■ **Records provided**

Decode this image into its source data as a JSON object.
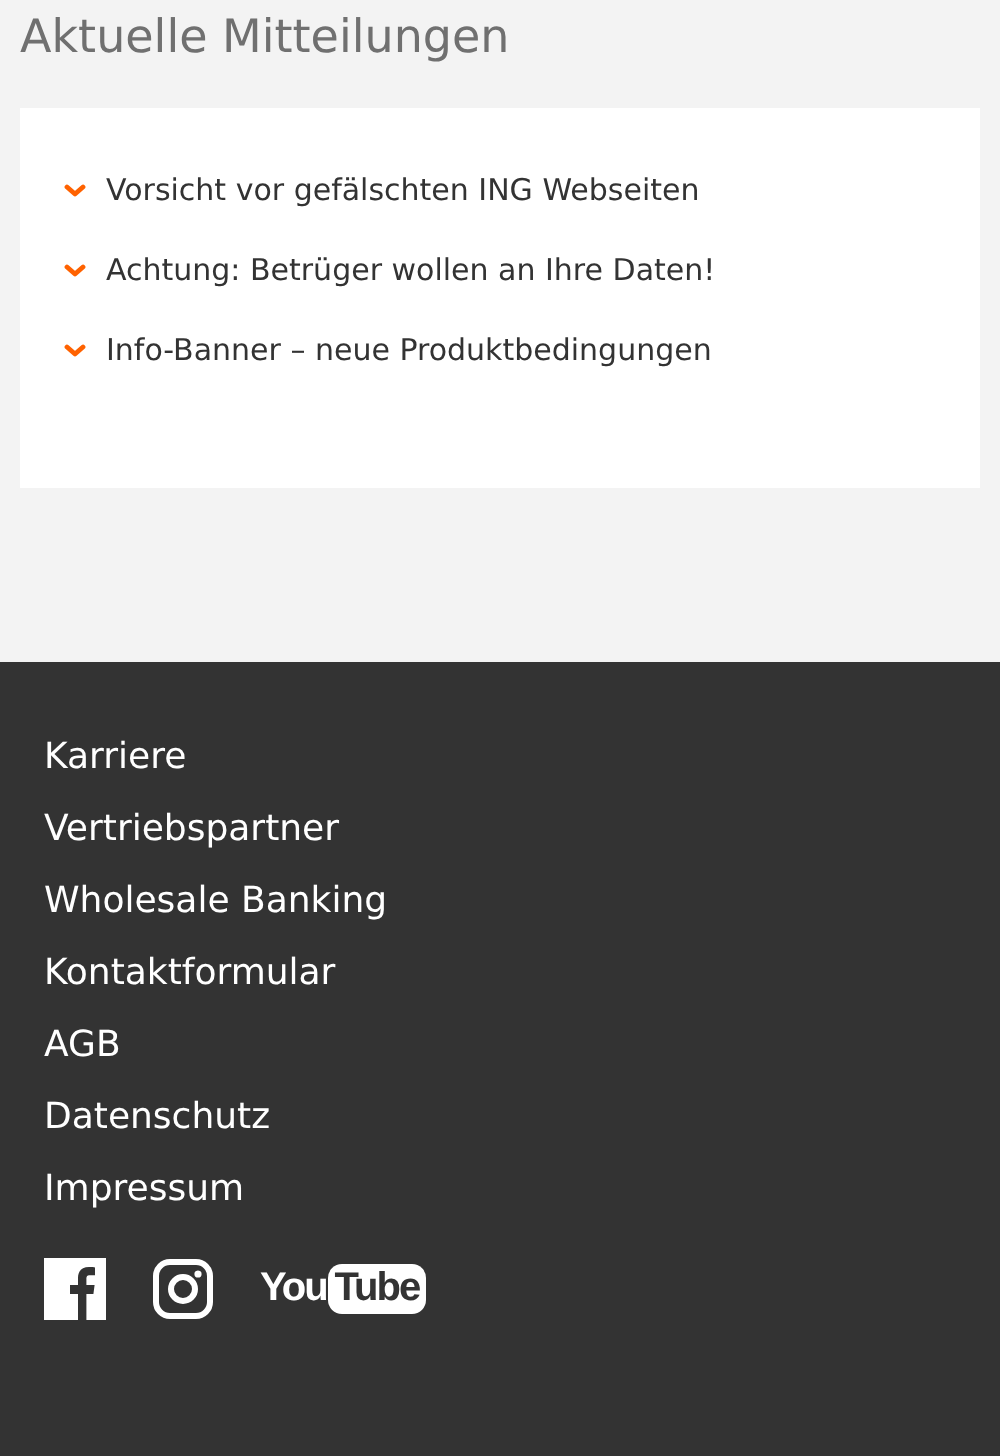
{
  "title": "Aktuelle Mitteilungen",
  "notices": [
    {
      "label": "Vorsicht vor gefälschten ING Webseiten"
    },
    {
      "label": "Achtung: Betrüger wollen an Ihre Daten!"
    },
    {
      "label": "Info-Banner – neue Produktbedingungen"
    }
  ],
  "footer_links": [
    "Karriere",
    "Vertriebspartner",
    "Wholesale Banking",
    "Kontaktformular",
    "AGB",
    "Datenschutz",
    "Impressum"
  ],
  "social": [
    {
      "kind": "facebook"
    },
    {
      "kind": "instagram"
    },
    {
      "kind": "youtube",
      "text_1": "You",
      "text_2": "Tube"
    }
  ]
}
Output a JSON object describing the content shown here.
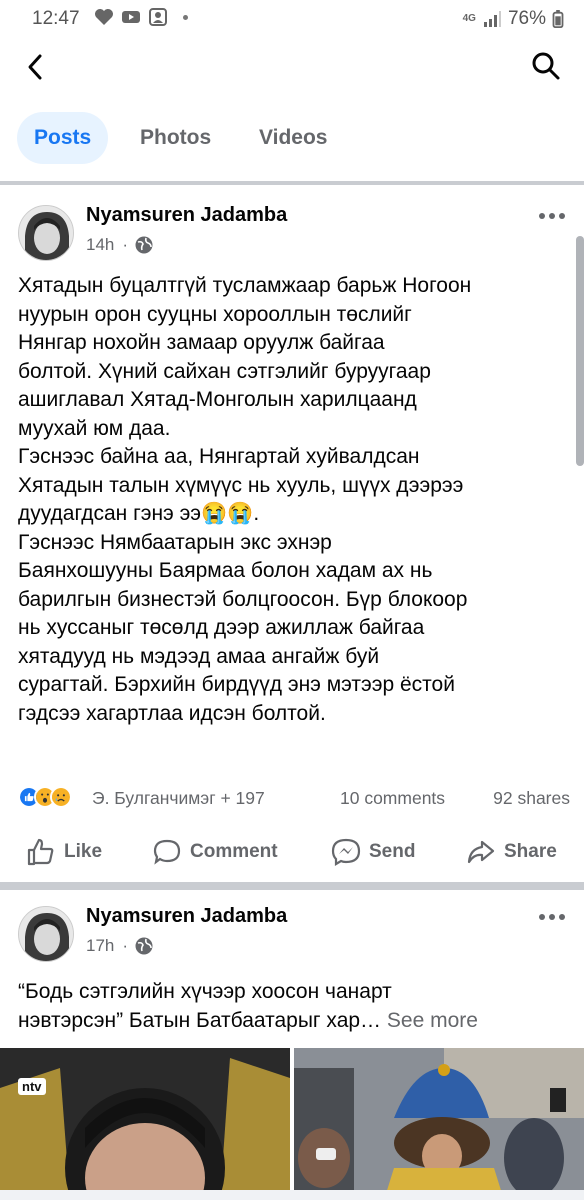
{
  "status_bar": {
    "time": "12:47",
    "network": "4G",
    "battery": "76%"
  },
  "tabs": [
    {
      "label": "Posts",
      "active": true
    },
    {
      "label": "Photos",
      "active": false
    },
    {
      "label": "Videos",
      "active": false
    }
  ],
  "posts": [
    {
      "author": "Nyamsuren Jadamba",
      "time": "14h",
      "text": "Хятадын буцалтгүй тусламжаар барьж Ногоон\nнуурын орон сууцны хорооллын төслийг\nНянгар нохойн замаар оруулж байгаа\nболтой. Хүний сайхан сэтгэлийг буруугаар\nашиглавал Хятад-Монголын харилцаанд\nмуухай юм даа.\nГэснээс байна аа, Нянгартай хуйвалдсан\nХятадын талын хүмүүс нь хууль, шүүх дээрээ\nдуудагдсан гэнэ ээ😭😭.\nГэснээс Нямбаатарын экс эхнэр\nБаянхошууны Баярмаа болон хадам ах нь\nбарилгын бизнестэй болцгоосон. Бүр блокоор\nнь хуссаныг төсөлд дээр ажиллаж байгаа\nхятадууд нь мэдээд амаа ангайж буй\nсурагтай. Бэрхийн бирдүүд энэ мэтээр ёстой\nгэдсээ хагартлаа идсэн болтой.",
      "reactions": "Э. Булганчимэг + 197",
      "comments": "10 comments",
      "shares": "92 shares"
    },
    {
      "author": "Nyamsuren Jadamba",
      "time": "17h",
      "text_line1": "“Бодь сэтгэлийн хүчээр хоосон чанарт",
      "text_line2": "нэвтэрсэн”  Батын Батбаатарыг хар…",
      "see_more": "See more",
      "photo_badge": "ntv"
    }
  ],
  "actions": {
    "like": "Like",
    "comment": "Comment",
    "send": "Send",
    "share": "Share"
  },
  "colors": {
    "accent": "#1877f2",
    "muted": "#65676b",
    "tab_bg": "#e7f3ff"
  }
}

■ **Problem to solve**
For each line of the entries that includes "object", show that line.

■ **Solution for this exercise**
Decode this image into its source data as a JSON object.
Output a JSON object describing the content shown here.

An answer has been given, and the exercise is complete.